▶ _Direction_:
Repeat the following entries word for word, beginning at the line that contains "time-axis-label: 16 Dec 18:45" and ending with the line that contains "time-axis-label: 17 Dec 22:45".

▶ _Records to use_:
↓

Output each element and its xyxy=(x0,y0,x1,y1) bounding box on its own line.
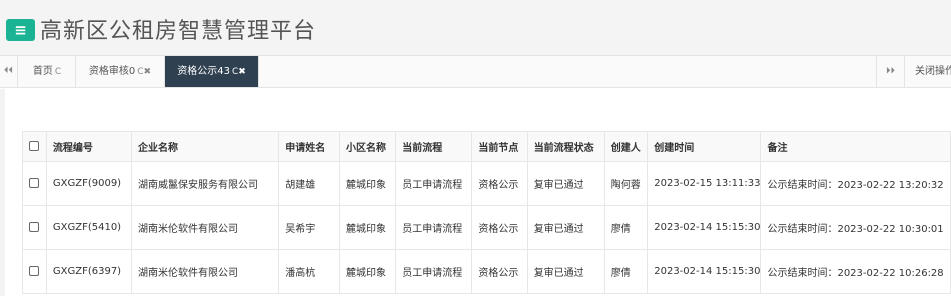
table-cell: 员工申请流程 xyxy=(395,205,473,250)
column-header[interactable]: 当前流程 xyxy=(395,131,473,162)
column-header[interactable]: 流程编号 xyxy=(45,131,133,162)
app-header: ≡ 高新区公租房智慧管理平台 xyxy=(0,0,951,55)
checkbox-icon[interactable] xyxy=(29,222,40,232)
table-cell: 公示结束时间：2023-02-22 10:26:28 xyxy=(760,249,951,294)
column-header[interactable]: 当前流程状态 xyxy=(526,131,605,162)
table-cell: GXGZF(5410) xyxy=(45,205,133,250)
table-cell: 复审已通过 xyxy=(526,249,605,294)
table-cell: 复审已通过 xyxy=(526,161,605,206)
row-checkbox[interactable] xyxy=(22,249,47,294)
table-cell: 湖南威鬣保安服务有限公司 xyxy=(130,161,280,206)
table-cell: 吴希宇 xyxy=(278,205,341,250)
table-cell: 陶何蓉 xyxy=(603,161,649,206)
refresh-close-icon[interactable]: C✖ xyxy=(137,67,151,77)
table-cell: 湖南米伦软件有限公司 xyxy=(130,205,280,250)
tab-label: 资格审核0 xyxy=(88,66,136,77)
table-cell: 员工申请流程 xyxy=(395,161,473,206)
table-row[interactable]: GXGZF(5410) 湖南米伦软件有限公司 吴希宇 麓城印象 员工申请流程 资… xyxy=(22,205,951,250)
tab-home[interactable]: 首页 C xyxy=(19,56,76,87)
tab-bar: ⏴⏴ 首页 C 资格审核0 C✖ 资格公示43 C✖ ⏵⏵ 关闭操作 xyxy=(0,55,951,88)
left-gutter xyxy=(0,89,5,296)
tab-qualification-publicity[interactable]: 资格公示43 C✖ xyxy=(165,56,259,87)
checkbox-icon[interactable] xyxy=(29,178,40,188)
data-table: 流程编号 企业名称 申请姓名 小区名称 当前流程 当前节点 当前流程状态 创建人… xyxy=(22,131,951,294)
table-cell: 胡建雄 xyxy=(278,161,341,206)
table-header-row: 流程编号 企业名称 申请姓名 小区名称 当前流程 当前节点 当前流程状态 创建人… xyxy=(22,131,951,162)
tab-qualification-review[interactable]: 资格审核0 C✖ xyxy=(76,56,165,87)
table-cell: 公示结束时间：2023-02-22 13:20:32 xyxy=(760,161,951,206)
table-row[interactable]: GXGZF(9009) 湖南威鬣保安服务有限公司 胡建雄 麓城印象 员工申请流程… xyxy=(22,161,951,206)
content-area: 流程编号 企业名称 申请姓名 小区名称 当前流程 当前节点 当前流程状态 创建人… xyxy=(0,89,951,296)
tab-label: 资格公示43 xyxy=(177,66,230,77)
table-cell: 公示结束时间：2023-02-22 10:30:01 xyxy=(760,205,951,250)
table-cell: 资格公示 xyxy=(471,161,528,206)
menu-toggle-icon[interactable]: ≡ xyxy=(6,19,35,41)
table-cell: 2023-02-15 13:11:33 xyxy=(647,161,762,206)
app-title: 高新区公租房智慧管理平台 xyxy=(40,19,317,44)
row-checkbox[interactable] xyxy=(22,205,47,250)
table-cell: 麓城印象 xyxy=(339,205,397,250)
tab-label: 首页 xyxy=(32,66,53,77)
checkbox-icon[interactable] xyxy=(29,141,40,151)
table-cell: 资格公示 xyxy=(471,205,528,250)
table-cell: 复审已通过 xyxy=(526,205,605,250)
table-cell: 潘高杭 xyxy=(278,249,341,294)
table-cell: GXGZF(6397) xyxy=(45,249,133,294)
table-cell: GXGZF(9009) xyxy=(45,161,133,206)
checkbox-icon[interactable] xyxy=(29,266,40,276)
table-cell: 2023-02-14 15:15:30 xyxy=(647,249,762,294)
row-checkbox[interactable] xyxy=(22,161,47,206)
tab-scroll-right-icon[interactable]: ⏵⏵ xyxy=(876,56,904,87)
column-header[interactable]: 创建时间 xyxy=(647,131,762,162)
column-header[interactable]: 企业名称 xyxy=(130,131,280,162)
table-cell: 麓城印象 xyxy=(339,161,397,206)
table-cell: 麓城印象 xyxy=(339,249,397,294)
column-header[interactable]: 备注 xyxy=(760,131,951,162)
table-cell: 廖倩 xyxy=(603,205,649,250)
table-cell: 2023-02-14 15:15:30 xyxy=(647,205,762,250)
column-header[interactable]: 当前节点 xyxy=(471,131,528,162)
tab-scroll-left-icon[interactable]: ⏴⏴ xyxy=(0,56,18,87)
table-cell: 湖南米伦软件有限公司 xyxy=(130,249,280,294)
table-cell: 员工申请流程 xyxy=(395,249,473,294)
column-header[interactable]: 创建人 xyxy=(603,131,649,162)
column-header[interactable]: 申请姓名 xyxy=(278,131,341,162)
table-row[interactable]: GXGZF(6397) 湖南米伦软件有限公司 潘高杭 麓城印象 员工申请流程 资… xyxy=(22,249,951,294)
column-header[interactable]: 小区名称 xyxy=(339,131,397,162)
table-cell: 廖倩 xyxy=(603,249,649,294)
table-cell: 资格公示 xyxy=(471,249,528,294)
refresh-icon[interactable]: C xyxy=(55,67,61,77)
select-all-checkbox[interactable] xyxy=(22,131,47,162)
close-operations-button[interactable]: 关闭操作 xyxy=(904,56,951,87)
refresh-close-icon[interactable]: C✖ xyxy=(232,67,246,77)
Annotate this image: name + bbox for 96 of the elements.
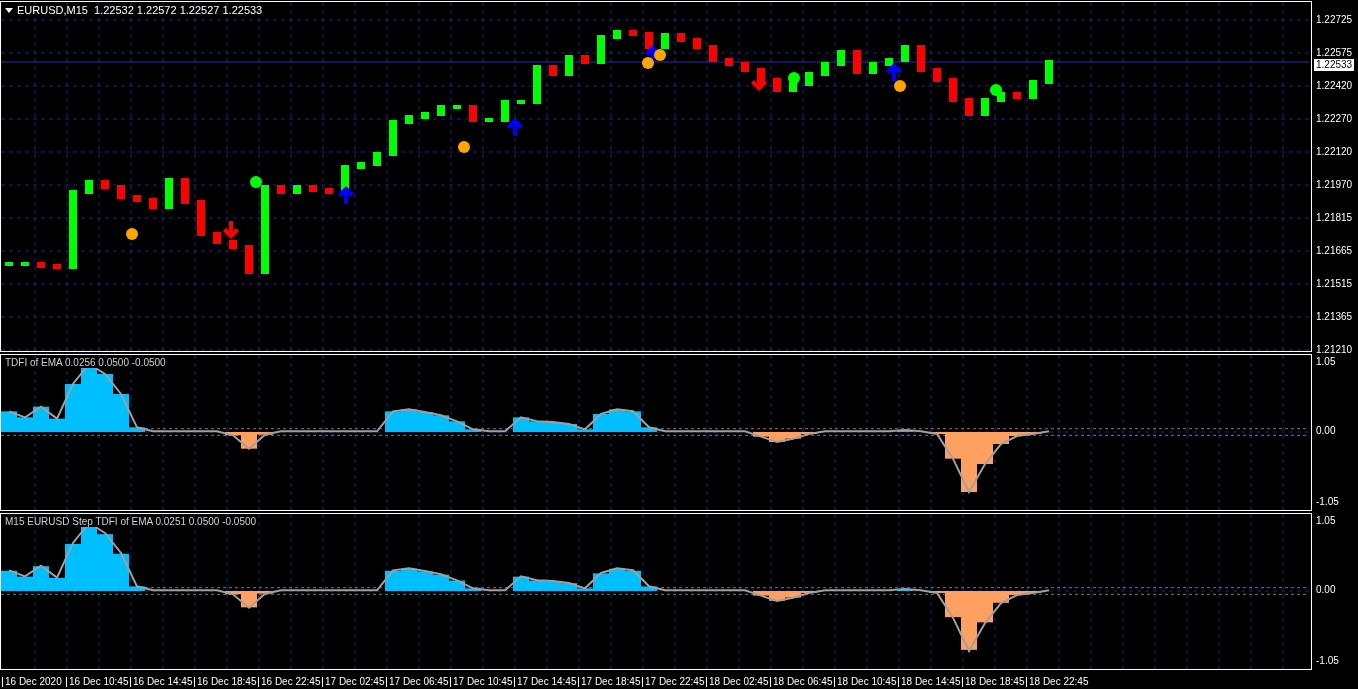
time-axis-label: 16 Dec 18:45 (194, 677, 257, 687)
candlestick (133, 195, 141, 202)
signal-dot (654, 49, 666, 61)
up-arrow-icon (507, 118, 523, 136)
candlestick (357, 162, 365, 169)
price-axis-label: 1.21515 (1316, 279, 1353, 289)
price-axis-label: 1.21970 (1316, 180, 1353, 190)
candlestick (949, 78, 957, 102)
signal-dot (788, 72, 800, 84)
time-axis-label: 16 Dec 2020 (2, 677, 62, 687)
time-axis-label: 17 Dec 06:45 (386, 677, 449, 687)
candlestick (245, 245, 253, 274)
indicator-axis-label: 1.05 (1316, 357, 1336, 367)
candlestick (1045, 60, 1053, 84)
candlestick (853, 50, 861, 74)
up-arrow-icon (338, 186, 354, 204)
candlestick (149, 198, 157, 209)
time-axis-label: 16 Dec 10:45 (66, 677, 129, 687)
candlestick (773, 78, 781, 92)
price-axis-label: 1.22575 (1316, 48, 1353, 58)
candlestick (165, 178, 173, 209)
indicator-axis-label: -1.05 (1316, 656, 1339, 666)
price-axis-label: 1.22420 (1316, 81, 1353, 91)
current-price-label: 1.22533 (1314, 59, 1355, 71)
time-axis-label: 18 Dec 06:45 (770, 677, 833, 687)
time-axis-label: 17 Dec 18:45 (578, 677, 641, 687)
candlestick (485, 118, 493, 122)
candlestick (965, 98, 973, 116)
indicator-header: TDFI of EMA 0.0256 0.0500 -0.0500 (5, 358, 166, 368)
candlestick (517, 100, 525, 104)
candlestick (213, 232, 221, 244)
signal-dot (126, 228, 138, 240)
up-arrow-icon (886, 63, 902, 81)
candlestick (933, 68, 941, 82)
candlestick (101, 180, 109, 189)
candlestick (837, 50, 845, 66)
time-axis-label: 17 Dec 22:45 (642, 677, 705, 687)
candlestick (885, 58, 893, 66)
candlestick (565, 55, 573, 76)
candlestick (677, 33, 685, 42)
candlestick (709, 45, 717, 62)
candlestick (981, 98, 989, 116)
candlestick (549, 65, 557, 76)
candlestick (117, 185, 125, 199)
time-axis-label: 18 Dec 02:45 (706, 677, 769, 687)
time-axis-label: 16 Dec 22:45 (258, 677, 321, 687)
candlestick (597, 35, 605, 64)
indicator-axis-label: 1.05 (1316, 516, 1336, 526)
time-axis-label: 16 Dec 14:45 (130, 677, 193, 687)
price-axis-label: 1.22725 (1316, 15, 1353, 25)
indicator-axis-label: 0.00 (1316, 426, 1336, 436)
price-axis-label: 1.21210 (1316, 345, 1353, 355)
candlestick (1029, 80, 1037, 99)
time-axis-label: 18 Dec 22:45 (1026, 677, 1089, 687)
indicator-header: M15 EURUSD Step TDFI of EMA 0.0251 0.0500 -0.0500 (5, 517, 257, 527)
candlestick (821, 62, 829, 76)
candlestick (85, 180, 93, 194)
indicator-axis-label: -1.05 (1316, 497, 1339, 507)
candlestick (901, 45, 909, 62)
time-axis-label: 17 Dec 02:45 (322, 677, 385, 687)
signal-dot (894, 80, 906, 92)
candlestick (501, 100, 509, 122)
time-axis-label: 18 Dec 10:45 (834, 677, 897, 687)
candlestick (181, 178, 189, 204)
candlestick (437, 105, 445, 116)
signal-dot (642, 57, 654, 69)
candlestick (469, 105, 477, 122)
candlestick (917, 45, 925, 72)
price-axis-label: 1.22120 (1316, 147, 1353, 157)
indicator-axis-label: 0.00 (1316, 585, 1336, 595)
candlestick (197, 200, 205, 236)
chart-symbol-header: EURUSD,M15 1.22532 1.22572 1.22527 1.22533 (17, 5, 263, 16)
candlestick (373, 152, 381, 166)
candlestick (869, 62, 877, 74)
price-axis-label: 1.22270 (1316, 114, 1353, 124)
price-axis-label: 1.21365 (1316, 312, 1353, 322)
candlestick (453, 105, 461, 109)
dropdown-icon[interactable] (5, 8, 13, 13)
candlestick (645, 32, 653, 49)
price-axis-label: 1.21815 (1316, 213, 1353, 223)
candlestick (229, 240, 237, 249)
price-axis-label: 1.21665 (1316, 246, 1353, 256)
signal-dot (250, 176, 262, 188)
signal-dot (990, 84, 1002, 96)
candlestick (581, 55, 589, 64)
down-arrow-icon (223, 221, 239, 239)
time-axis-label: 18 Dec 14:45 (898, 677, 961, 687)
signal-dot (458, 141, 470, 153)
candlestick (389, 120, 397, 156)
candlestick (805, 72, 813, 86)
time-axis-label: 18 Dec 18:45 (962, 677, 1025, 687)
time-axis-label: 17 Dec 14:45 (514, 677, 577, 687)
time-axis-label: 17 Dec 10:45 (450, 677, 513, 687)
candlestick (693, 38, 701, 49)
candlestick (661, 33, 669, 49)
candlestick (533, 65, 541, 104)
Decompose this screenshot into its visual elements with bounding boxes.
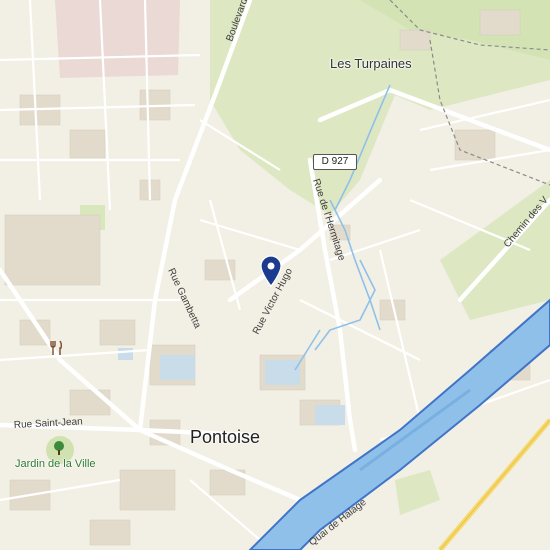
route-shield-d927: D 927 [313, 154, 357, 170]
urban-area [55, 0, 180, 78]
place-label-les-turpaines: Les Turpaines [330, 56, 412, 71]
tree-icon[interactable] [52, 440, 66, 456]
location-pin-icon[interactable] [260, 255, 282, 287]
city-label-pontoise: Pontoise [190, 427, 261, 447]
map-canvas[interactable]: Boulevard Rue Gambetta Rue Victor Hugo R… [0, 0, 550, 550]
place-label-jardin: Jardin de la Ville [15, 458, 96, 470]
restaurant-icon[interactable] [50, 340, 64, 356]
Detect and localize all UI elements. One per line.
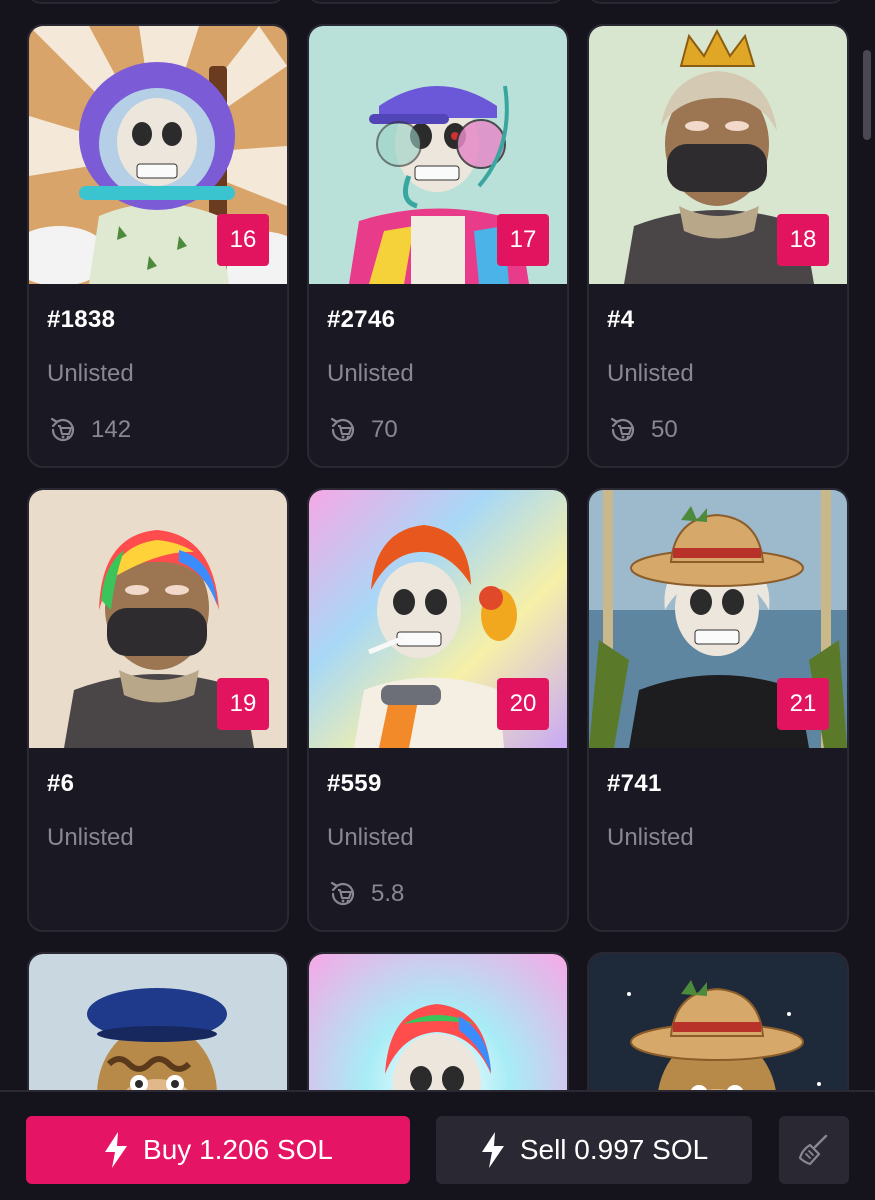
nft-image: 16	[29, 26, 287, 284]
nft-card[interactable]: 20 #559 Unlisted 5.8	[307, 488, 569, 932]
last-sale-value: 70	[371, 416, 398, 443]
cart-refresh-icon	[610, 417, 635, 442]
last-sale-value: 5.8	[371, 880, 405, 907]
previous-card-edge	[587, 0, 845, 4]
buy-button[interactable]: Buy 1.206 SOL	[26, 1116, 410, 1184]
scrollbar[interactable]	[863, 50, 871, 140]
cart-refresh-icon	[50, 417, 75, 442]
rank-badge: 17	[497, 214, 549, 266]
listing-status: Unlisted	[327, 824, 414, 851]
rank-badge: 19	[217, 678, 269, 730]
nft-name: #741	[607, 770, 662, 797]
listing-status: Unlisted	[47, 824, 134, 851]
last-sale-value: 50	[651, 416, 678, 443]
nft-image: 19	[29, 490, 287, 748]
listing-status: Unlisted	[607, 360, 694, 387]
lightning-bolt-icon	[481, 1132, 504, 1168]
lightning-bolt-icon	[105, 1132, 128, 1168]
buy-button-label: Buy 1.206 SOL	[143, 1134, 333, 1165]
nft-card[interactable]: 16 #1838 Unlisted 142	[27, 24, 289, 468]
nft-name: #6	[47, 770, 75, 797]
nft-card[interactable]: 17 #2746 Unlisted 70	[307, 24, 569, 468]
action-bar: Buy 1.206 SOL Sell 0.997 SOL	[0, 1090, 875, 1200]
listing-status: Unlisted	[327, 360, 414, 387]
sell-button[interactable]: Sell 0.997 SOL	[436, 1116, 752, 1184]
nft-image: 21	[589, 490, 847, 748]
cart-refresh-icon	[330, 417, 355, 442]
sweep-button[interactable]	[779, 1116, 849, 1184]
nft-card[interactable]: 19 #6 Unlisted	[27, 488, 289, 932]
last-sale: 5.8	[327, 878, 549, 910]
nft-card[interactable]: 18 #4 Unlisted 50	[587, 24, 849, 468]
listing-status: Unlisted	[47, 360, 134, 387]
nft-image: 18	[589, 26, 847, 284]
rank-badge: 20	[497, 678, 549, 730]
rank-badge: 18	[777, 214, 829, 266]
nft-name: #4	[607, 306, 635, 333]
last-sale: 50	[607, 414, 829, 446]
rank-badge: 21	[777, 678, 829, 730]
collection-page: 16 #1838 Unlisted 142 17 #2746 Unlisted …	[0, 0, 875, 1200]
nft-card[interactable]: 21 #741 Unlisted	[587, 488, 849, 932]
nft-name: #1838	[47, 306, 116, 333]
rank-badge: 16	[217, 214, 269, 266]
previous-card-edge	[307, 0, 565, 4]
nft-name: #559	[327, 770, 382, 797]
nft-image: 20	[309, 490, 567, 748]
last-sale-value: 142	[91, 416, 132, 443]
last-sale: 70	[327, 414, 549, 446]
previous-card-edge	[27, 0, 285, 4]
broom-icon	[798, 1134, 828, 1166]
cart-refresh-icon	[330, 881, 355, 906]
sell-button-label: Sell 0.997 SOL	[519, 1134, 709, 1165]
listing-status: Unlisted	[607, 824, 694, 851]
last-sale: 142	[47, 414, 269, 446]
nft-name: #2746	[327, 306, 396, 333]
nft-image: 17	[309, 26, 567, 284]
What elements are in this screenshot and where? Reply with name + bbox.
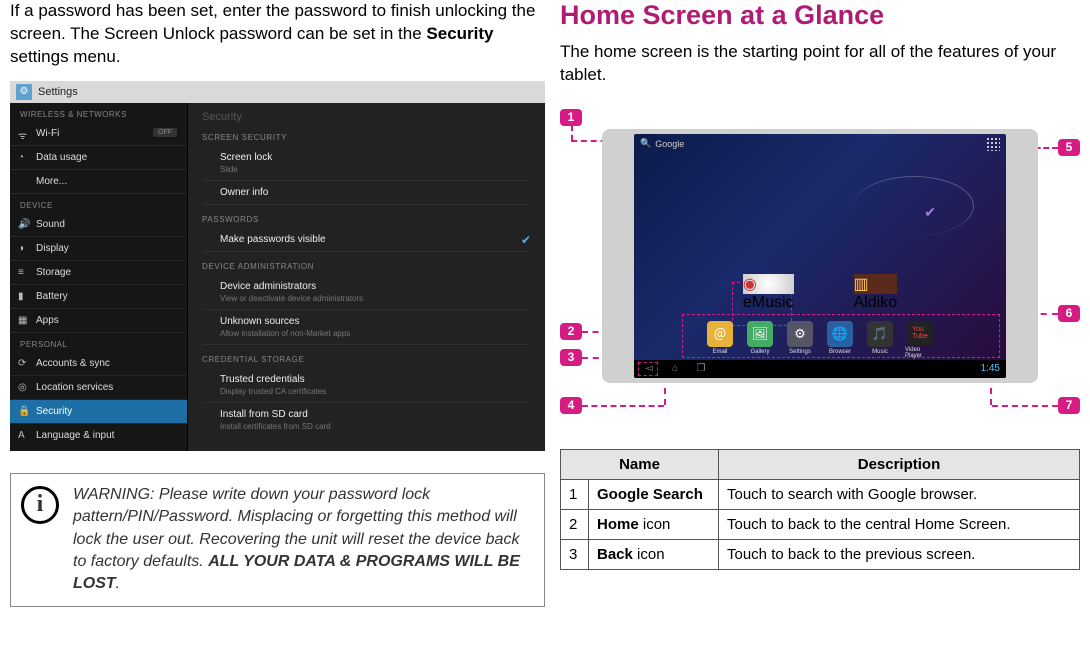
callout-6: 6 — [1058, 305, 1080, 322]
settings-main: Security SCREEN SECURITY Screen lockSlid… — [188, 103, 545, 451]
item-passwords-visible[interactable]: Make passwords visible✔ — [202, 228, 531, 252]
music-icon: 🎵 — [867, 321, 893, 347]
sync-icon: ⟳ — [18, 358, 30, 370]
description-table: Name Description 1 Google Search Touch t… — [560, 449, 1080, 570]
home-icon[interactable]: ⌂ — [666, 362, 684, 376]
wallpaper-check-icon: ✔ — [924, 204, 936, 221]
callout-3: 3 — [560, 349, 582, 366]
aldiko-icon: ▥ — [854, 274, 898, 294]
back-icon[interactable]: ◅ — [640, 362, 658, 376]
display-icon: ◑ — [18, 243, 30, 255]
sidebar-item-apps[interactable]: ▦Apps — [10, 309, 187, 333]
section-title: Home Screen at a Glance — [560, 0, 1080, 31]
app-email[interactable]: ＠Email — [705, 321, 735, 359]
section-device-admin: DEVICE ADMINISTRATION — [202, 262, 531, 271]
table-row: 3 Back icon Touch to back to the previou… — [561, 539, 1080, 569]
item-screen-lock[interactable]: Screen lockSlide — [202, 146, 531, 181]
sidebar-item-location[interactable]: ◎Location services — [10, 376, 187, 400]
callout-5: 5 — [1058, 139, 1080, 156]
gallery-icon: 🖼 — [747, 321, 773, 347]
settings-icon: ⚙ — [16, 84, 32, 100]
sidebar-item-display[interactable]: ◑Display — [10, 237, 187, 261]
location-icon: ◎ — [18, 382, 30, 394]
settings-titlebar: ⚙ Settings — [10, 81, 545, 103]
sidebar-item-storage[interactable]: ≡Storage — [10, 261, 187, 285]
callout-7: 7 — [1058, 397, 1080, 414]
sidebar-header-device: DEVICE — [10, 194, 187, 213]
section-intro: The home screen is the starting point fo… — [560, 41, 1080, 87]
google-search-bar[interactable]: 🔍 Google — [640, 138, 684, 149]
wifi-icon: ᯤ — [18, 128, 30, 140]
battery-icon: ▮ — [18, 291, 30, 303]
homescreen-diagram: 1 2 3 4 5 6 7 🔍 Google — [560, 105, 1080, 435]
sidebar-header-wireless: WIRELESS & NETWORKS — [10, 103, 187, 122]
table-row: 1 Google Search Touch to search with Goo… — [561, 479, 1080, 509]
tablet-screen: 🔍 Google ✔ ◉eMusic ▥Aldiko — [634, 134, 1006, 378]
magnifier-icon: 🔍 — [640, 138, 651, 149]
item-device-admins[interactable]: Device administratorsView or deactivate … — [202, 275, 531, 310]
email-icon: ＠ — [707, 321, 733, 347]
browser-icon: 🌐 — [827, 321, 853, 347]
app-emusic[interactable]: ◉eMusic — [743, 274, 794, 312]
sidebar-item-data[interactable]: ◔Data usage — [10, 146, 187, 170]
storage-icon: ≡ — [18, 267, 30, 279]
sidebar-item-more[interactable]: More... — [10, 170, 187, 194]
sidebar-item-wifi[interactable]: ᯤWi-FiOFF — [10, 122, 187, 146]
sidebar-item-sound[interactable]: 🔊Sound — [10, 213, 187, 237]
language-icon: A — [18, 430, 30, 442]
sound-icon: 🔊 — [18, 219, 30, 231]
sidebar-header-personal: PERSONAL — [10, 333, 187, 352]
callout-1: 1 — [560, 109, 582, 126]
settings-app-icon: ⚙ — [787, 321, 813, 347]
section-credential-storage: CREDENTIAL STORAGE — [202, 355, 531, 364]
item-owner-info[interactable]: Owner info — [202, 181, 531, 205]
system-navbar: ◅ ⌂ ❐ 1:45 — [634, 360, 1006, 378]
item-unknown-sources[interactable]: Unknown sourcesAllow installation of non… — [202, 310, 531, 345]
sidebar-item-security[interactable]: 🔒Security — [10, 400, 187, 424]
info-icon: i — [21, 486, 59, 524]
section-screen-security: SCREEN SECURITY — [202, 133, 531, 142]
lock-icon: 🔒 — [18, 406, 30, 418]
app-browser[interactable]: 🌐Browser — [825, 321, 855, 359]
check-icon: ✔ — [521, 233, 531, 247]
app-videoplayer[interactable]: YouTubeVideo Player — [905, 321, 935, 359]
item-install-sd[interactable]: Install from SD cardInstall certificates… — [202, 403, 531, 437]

↑

▶ _Exercise response_:
time-axis-label: 16 Dec 18:45 (194, 677, 257, 687)
candlestick (133, 195, 141, 202)
signal-dot (654, 49, 666, 61)
up-arrow-icon (507, 118, 523, 136)
candlestick (357, 162, 365, 169)
price-axis-label: 1.21515 (1316, 279, 1353, 289)
price-axis-label: 1.21970 (1316, 180, 1353, 190)
candlestick (949, 78, 957, 102)
signal-dot (788, 72, 800, 84)
time-axis-label: 16 Dec 2020 (2, 677, 62, 687)
time-axis-label: 17 Dec 06:45 (386, 677, 449, 687)
candlestick (245, 245, 253, 274)
indicator-axis-label: 1.05 (1316, 357, 1336, 367)
candlestick (1045, 60, 1053, 84)
candlestick (853, 50, 861, 74)
up-arrow-icon (338, 186, 354, 204)
candlestick (149, 198, 157, 209)
time-axis-label: 16 Dec 10:45 (66, 677, 129, 687)
candlestick (773, 78, 781, 92)
price-axis-label: 1.22575 (1316, 48, 1353, 58)
candlestick (165, 178, 173, 209)
indicator-axis-label: -1.05 (1316, 656, 1339, 666)
price-axis-label: 1.22420 (1316, 81, 1353, 91)
current-price-label: 1.22533 (1314, 59, 1355, 71)
time-axis-label: 18 Dec 06:45 (770, 677, 833, 687)
time-axis-label: 17 Dec 18:45 (578, 677, 641, 687)
candlestick (485, 118, 493, 122)
candlestick (965, 98, 973, 116)
indicator-header: TDFI of EMA 0.0256 0.0500 -0.0500 (5, 358, 166, 368)
candlestick (517, 100, 525, 104)
candlestick (213, 232, 221, 244)
signal-dot (126, 228, 138, 240)
up-arrow-icon (886, 63, 902, 81)
candlestick (933, 68, 941, 82)
candlestick (101, 180, 109, 189)
candlestick (837, 50, 845, 66)
time-axis-label: 17 Dec 22:45 (642, 677, 705, 687)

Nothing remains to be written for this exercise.